◆ **DATASET**:
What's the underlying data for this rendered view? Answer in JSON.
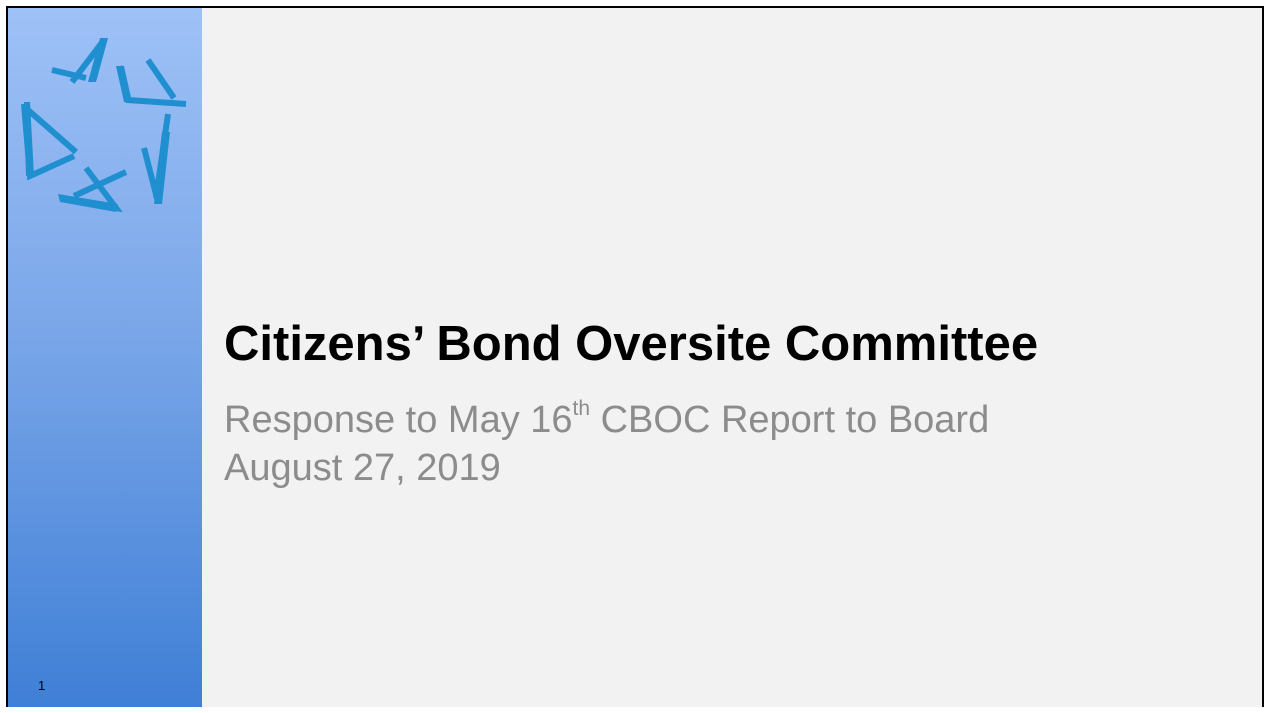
{
  "slide": {
    "number": "1",
    "title": "Citizens’ Bond Oversite Committee",
    "subtitle": {
      "line1_before": "Response to May 16",
      "line1_sup": "th",
      "line1_after": " CBOC Report to Board",
      "line2": "August 27, 2019"
    }
  },
  "colors": {
    "band_top": "#9ec1f7",
    "band_bottom": "#3f7fd6",
    "logo": "#1f8fd0",
    "title": "#000000",
    "subtitle": "#8c8c8c",
    "background": "#f2f2f2"
  },
  "logo": {
    "icon": "star-of-a-letters-logo"
  }
}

◆ **GIVEN TASK**:
Above is a listing; report how many of its lines include the word "logo", giving the number only.

◆ **TASK OUTPUT**:
3